INSTRUCTIONS FOR THE TASK: Output all records precisely as written.

[Items listed in a dataset]
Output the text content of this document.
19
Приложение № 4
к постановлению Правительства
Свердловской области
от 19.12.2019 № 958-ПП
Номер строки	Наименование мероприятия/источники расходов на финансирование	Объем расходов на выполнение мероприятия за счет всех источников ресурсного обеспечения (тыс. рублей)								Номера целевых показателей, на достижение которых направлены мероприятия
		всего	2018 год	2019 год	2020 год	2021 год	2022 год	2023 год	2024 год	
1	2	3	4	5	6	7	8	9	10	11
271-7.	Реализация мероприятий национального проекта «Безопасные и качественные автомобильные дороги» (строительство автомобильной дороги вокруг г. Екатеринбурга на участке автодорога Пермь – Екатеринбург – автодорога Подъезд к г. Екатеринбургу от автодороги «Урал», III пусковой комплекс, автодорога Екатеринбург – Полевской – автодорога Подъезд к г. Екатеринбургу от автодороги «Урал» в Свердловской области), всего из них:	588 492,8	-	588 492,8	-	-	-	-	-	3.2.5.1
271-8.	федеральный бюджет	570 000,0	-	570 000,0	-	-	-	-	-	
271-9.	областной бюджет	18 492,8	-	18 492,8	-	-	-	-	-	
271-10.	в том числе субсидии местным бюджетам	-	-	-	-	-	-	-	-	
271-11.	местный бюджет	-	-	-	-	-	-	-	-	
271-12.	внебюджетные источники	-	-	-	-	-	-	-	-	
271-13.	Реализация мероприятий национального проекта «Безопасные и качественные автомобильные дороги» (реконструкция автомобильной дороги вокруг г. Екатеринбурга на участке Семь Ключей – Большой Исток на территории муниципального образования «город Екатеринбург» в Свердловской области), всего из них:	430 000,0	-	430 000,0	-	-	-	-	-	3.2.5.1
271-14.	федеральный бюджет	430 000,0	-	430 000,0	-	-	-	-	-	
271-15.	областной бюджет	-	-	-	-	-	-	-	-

ANSWER TO THE TASK:
Output the text content of this document.
19
Приложение № 4
к постановлению Правительства
Свердловской области
от 19.12.2019 № 958-ПП
Номер строки	Наименование мероприятия/источники расходов на финансирование	Объем расходов на выполнение мероприятия за счет всех источников ресурсного обеспечения (тыс. рублей)								Номера целевых показателей, на достижение которых направлены мероприятия
		всего	2018 год	2019 год	2020 год	2021 год	2022 год	2023 год	2024 год	
1	2	3	4	5	6	7	8	9	10	11
271-7.	Реализация мероприятий национального проекта «Безопасные и качественные автомобильные дороги» (строительство автомобильной дороги вокруг г. Екатеринбурга на участке автодорога Пермь – Екатеринбург – автодорога Подъезд к г. Екатеринбургу от автодороги «Урал», III пусковой комплекс, автодорога Екатеринбург – Полевской – автодорога Подъезд к г. Екатеринбургу от автодороги «Урал» в Свердловской области), всего из них:	588 492,8	-	588 492,8	-	-	-	-	-	3.2.5.1
271-8.	федеральный бюджет	570 000,0	-	570 000,0	-	-	-	-	-	
271-9.	областной бюджет	18 492,8	-	18 492,8	-	-	-	-	-	
271-10.	в том числе субсидии местным бюджетам	-	-	-	-	-	-	-	-	
271-11.	местный бюджет	-	-	-	-	-	-	-	-	
271-12.	внебюджетные источники	-	-	-	-	-	-	-	-	
271-13.	Реализация мероприятий национального проекта «Безопасные и качественные автомобильные дороги» (реконструкция автомобильной дороги вокруг г. Екатеринбурга на участке Семь Ключей – Большой Исток на территории муниципального образования «город Екатеринбург» в Свердловской области), всего из них:	430 000,0	-	430 000,0	-	-	-	-	-	3.2.5.1
271-14.	федеральный бюджет	430 000,0	-	430 000,0	-	-	-	-	-	
271-15.	областной бюджет	-	-	-	-	-	-	-	-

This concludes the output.